§ What you will do:
Locate the word "fill" in the entries below, then gather every line that holds it.

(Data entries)
------------------------------------------------------------------------

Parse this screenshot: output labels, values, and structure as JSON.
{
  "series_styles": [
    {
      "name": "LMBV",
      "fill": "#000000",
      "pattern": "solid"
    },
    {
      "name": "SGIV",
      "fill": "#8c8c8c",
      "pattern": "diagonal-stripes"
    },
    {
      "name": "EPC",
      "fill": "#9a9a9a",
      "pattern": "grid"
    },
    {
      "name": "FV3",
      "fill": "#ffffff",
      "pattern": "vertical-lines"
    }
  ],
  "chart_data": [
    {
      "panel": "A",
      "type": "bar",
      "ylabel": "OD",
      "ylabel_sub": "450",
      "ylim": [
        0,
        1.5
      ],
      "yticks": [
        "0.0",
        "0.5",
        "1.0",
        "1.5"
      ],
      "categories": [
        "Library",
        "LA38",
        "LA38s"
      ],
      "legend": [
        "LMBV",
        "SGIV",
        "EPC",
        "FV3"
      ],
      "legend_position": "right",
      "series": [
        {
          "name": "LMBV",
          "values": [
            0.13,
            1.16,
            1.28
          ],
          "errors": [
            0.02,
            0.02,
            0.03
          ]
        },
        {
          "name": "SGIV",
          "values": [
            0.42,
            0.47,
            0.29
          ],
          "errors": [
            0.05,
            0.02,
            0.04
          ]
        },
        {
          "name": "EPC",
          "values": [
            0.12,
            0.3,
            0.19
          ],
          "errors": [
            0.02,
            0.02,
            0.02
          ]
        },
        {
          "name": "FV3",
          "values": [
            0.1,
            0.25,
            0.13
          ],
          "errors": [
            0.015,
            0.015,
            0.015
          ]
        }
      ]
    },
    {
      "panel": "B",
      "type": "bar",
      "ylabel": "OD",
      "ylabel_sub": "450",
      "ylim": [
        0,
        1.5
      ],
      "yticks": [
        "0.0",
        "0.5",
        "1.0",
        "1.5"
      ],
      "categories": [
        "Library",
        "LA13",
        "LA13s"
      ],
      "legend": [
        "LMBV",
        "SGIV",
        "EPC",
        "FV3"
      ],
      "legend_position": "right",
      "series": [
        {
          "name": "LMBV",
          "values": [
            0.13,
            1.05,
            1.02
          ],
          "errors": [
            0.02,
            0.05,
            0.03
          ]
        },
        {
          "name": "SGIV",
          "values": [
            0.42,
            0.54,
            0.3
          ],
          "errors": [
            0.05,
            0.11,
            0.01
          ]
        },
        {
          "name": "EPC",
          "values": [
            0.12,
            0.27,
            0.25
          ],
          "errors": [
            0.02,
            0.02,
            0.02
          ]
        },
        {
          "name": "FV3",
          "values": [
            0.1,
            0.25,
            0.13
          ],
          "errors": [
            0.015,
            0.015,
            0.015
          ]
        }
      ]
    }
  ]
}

------------------------------------------------------------------------

§ Response below:
      "fill": "#000000",
      "fill": "#8c8c8c",
      "fill": "#9a9a9a",
      "fill": "#ffffff",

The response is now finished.